-- Görev tanımı --
Kayıtların başından başlayıp "The wheel 4c is at (1180, 205)." ifadesini içeren satırla biten satırları, iki uç da dahil olmak üzere birebir yazıya geçirin. Resimleri yanıta dahil etmeyin.

-- Veri kümesi satırları --
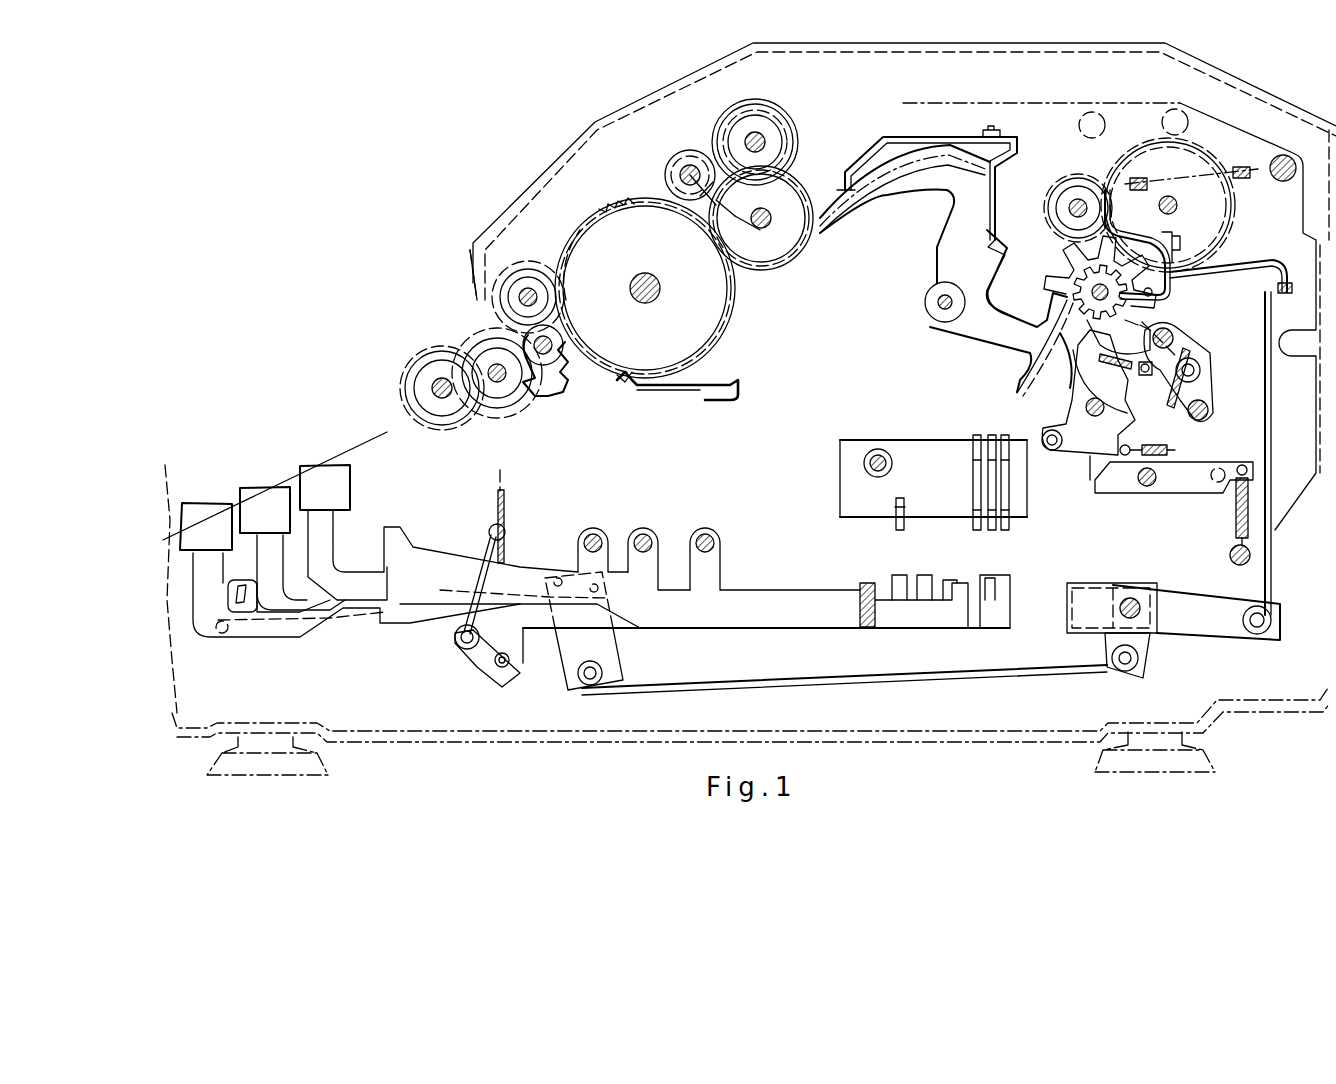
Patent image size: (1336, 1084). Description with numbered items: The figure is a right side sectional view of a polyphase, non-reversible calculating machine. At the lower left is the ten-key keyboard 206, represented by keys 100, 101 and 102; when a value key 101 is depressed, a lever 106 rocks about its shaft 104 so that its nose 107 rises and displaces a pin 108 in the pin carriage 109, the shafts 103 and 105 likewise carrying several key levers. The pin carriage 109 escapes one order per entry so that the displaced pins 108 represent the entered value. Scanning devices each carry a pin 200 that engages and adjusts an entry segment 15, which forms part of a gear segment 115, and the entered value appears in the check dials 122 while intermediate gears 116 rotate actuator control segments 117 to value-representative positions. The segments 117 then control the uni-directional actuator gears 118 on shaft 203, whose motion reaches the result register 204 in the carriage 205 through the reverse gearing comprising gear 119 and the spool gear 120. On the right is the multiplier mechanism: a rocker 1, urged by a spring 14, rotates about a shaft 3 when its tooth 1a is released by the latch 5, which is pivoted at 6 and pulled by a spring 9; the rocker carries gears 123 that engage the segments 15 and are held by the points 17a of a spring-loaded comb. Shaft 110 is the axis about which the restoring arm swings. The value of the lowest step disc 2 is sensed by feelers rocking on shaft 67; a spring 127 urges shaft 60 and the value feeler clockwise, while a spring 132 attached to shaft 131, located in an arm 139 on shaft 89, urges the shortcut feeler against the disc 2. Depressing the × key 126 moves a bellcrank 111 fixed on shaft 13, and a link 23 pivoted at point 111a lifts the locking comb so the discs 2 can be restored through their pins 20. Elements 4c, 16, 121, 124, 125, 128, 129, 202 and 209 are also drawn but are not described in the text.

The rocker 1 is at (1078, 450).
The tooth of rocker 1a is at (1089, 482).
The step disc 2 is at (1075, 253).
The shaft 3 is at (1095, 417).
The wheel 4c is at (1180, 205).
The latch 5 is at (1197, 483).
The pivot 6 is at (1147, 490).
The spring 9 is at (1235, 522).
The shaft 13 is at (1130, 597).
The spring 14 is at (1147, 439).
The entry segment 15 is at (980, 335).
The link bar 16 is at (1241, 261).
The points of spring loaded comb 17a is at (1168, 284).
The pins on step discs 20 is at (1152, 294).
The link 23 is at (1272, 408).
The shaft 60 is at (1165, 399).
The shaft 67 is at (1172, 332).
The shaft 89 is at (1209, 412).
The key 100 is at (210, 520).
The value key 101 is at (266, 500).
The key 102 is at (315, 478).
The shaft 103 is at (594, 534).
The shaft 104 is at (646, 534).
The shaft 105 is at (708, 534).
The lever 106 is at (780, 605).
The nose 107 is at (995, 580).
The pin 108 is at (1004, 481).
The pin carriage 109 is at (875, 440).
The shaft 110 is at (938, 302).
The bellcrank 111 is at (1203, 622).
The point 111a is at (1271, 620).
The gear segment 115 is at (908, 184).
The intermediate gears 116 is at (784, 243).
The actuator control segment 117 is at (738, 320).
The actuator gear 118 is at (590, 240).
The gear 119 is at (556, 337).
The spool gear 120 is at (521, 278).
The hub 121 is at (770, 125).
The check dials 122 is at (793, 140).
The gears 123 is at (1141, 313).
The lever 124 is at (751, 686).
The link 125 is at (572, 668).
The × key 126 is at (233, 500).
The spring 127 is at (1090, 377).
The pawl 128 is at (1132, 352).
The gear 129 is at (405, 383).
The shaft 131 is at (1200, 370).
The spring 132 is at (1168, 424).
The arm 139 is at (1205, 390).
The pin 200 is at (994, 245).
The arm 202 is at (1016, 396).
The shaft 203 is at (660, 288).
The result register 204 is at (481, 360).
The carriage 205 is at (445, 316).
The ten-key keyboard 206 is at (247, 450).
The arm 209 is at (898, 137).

-- Eksiksiz yanıt --
Patent image size: (1336, 1084). Description with numbered items: The figure is a right side sectional view of a polyphase, non-reversible calculating machine. At the lower left is the ten-key keyboard 206, represented by keys 100, 101 and 102; when a value key 101 is depressed, a lever 106 rocks about its shaft 104 so that its nose 107 rises and displaces a pin 108 in the pin carriage 109, the shafts 103 and 105 likewise carrying several key levers. The pin carriage 109 escapes one order per entry so that the displaced pins 108 represent the entered value. Scanning devices each carry a pin 200 that engages and adjusts an entry segment 15, which forms part of a gear segment 115, and the entered value appears in the check dials 122 while intermediate gears 116 rotate actuator control segments 117 to value-representative positions. The segments 117 then control the uni-directional actuator gears 118 on shaft 203, whose motion reaches the result register 204 in the carriage 205 through the reverse gearing comprising gear 119 and the spool gear 120. On the right is the multiplier mechanism: a rocker 1, urged by a spring 14, rotates about a shaft 3 when its tooth 1a is released by the latch 5, which is pivoted at 6 and pulled by a spring 9; the rocker carries gears 123 that engage the segments 15 and are held by the points 17a of a spring-loaded comb. Shaft 110 is the axis about which the restoring arm swings. The value of the lowest step disc 2 is sensed by feelers rocking on shaft 67; a spring 127 urges shaft 60 and the value feeler clockwise, while a spring 132 attached to shaft 131, located in an arm 139 on shaft 89, urges the shortcut feeler against the disc 2. Depressing the × key 126 moves a bellcrank 111 fixed on shaft 13, and a link 23 pivoted at point 111a lifts the locking comb so the discs 2 can be restored through their pins 20. Elements 4c, 16, 121, 124, 125, 128, 129, 202 and 209 are also drawn but are not described in the text.

The rocker 1 is at (1078, 450).
The tooth of rocker 1a is at (1089, 482).
The step disc 2 is at (1075, 253).
The shaft 3 is at (1095, 417).
The wheel 4c is at (1180, 205).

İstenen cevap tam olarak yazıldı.